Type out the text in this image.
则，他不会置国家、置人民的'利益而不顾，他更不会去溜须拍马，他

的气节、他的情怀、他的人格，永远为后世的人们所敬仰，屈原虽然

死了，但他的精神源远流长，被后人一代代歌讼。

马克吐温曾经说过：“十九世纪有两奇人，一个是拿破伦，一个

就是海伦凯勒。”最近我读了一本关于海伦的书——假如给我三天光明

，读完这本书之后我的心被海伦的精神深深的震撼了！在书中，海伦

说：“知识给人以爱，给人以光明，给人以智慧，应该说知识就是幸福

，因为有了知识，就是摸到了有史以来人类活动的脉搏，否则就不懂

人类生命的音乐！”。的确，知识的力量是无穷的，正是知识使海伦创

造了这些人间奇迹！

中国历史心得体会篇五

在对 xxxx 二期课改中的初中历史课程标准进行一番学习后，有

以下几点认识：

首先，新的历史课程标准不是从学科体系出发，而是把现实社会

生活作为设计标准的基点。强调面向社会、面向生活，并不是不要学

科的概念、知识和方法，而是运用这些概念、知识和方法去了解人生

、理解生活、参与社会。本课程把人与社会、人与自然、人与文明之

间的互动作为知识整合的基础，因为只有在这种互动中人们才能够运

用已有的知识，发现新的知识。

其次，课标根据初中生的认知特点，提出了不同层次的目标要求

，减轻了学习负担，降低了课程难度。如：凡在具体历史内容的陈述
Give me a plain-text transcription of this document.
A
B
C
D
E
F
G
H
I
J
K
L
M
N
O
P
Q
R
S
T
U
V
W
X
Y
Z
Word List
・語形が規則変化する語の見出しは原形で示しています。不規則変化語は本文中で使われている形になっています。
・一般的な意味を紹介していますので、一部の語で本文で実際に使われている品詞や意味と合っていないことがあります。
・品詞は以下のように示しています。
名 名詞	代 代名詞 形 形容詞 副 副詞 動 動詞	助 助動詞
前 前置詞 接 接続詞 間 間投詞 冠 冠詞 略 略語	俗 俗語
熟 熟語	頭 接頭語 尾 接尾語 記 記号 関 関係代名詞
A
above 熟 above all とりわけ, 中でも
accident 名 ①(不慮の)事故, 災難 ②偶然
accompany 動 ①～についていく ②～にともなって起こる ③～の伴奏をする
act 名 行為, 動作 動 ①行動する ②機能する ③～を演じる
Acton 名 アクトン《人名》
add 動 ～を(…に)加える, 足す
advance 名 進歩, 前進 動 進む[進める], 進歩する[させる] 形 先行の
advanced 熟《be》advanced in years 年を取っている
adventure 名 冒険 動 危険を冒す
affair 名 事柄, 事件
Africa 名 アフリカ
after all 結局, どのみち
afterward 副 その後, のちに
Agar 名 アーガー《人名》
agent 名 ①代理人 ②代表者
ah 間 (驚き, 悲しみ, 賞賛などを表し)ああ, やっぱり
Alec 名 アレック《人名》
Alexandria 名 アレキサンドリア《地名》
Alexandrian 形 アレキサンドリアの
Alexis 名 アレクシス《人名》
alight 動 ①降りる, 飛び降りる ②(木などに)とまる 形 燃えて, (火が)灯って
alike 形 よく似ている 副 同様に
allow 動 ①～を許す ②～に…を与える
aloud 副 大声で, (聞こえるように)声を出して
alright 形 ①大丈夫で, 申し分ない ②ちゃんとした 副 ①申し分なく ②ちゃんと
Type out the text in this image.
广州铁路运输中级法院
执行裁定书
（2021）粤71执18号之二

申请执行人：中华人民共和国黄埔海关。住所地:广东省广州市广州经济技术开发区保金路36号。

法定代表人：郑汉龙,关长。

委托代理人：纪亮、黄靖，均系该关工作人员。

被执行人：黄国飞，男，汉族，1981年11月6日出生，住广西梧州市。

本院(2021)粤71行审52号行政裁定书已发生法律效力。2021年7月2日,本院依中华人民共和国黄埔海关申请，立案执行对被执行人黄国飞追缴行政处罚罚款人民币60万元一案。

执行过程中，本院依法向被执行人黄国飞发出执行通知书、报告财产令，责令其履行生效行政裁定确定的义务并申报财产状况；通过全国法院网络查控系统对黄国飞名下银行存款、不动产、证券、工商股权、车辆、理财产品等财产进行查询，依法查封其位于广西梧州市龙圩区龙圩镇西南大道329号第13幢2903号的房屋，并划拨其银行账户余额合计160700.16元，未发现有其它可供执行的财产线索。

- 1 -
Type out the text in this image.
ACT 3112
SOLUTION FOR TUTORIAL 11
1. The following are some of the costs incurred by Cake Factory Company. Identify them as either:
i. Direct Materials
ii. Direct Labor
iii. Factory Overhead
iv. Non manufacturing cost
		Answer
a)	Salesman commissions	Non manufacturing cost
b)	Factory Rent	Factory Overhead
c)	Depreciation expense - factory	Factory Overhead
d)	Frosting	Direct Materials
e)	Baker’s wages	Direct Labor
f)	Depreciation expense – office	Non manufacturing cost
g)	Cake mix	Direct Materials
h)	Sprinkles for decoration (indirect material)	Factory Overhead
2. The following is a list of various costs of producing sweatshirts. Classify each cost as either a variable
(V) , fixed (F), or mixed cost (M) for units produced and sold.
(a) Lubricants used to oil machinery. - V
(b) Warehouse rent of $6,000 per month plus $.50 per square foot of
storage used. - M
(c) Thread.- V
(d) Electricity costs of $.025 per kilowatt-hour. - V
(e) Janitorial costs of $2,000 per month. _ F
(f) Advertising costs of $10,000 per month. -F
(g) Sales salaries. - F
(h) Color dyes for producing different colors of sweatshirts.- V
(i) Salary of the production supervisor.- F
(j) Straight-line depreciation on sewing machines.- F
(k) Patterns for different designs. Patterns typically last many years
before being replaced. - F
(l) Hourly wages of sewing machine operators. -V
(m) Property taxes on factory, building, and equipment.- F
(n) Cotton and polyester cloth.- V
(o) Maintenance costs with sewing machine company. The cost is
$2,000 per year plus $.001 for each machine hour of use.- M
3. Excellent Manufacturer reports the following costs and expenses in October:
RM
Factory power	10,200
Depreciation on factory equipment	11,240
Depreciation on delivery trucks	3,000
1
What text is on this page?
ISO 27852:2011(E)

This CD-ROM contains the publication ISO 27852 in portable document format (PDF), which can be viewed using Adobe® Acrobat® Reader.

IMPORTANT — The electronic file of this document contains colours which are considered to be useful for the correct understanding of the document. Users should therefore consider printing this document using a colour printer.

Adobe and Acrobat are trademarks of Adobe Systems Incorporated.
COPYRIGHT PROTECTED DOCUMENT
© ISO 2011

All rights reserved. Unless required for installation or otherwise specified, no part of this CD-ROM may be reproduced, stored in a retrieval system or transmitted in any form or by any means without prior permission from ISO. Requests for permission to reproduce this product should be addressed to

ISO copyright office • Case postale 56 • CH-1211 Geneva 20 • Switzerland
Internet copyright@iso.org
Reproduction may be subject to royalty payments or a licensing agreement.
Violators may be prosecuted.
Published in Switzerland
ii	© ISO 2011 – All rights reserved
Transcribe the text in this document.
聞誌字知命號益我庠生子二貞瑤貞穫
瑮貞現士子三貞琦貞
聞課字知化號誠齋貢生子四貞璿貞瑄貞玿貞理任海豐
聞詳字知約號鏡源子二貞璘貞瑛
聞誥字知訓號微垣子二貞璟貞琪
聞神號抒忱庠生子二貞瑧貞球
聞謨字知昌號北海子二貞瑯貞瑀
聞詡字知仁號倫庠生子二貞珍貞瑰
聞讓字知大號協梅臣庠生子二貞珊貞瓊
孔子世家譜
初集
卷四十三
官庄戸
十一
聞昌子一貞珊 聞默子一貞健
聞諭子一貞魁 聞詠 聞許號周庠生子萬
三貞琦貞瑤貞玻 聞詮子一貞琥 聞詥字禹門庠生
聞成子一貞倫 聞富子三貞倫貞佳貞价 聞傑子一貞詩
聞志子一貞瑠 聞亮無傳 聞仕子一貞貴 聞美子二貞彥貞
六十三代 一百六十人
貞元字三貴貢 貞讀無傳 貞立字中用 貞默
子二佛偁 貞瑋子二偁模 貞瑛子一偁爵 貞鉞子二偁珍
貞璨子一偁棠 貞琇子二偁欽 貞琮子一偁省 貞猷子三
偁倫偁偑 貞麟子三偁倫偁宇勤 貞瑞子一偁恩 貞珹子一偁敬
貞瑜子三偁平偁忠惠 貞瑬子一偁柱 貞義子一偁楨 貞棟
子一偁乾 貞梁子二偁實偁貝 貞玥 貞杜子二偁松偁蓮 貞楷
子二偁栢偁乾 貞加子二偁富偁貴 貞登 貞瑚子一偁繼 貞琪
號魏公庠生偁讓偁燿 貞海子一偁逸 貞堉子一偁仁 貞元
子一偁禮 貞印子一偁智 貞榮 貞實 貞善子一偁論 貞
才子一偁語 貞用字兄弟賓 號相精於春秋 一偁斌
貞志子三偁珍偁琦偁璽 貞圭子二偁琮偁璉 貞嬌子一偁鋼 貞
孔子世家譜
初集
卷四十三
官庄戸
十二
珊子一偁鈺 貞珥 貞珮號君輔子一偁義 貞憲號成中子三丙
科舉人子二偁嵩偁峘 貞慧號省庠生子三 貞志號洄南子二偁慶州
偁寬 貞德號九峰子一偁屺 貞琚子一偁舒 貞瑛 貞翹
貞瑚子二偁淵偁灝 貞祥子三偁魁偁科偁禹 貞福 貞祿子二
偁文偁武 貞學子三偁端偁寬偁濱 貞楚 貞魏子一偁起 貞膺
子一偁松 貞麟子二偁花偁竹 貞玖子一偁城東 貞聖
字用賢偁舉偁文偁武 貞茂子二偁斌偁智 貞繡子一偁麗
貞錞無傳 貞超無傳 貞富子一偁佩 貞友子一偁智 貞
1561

□ □ □ □

Find every line above that contains the word "producing", and return each one.

Result below
2. The following is a list of various costs of producing sweatshirts. Classify each cost as either a variable
(h) Color dyes for producing different colors of sweatshirts.- V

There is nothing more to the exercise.